-- start Data extract --
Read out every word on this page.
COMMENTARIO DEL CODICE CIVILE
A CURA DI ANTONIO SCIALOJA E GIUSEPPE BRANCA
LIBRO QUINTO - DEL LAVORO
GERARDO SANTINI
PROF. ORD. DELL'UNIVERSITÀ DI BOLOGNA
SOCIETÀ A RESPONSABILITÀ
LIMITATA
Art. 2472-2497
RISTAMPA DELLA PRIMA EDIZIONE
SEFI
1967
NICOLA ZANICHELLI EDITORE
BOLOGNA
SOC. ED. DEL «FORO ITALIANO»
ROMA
-- end Data extract --
◆ **What you will do**
Repeat the material word for word, in full.

◆ **Finished exercise**
Read out every word on this page.
COMMENTARIO DEL CODICE CIVILE
A CURA DI ANTONIO SCIALOJA E GIUSEPPE BRANCA
LIBRO QUINTO - DEL LAVORO
GERARDO SANTINI
PROF. ORD. DELL'UNIVERSITÀ DI BOLOGNA
SOCIETÀ A RESPONSABILITÀ
LIMITATA
Art. 2472-2497
RISTAMPA DELLA PRIMA EDIZIONE
SEFI
1967
NICOLA ZANICHELLI EDITORE
BOLOGNA
SOC. ED. DEL «FORO ITALIANO»
ROMA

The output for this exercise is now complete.